◆ Exercise goal
Say only how many lines contain the word "take".

◆ Raw records

Start

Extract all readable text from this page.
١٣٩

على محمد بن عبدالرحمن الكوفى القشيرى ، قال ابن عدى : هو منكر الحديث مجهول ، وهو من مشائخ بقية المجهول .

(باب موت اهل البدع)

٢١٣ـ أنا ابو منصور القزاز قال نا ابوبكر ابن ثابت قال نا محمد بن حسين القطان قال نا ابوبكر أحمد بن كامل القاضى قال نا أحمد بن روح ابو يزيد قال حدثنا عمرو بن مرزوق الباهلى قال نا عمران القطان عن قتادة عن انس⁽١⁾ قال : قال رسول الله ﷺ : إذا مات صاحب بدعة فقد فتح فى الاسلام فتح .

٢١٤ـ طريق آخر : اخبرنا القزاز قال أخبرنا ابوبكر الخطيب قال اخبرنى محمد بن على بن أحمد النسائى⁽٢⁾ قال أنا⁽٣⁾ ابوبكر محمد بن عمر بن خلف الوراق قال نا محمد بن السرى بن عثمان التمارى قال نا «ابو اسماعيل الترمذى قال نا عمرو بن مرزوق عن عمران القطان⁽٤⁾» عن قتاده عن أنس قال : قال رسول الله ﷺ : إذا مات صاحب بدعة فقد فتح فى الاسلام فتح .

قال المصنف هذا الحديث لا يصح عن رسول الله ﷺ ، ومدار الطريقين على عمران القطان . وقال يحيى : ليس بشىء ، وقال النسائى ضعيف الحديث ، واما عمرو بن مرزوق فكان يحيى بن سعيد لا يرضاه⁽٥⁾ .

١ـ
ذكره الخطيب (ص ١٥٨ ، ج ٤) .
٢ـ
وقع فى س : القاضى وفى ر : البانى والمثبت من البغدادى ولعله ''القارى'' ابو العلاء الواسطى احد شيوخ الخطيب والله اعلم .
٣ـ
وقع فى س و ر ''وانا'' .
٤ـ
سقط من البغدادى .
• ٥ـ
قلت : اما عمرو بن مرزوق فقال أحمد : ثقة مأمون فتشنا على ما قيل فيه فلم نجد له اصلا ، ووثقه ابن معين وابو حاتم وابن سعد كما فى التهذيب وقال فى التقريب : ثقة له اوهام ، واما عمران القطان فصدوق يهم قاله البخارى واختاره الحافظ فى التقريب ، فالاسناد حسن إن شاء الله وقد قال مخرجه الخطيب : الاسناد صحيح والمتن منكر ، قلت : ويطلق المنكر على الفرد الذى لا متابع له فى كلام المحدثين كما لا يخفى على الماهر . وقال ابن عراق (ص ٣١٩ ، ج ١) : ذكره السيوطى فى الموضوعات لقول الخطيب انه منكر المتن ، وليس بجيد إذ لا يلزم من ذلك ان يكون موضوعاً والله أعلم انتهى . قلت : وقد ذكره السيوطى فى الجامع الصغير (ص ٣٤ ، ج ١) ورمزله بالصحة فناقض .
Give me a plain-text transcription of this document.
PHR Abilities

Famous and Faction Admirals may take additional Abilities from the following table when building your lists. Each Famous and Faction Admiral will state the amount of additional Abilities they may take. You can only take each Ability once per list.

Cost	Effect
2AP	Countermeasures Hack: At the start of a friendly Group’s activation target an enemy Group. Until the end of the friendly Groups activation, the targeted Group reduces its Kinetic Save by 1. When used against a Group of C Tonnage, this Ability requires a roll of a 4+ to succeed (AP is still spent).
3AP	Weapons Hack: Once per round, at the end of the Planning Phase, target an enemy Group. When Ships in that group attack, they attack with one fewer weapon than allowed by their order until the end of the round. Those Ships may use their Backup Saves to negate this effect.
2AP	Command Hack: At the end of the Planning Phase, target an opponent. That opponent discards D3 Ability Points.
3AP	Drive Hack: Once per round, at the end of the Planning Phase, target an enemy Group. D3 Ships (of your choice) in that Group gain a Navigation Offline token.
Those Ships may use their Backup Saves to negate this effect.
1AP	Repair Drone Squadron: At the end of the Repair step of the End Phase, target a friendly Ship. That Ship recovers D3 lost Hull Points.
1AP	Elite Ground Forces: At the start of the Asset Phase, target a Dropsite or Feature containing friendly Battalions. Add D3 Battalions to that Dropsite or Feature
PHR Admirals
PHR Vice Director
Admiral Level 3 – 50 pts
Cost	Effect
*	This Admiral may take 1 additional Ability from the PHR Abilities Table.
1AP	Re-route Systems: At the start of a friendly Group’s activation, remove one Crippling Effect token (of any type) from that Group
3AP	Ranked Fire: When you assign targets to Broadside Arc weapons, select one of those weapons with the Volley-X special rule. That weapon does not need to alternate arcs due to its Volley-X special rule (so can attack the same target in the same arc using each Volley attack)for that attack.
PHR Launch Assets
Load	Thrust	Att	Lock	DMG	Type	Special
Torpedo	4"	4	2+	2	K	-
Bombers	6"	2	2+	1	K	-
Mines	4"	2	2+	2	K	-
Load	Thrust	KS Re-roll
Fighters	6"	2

End

◆ Task result
2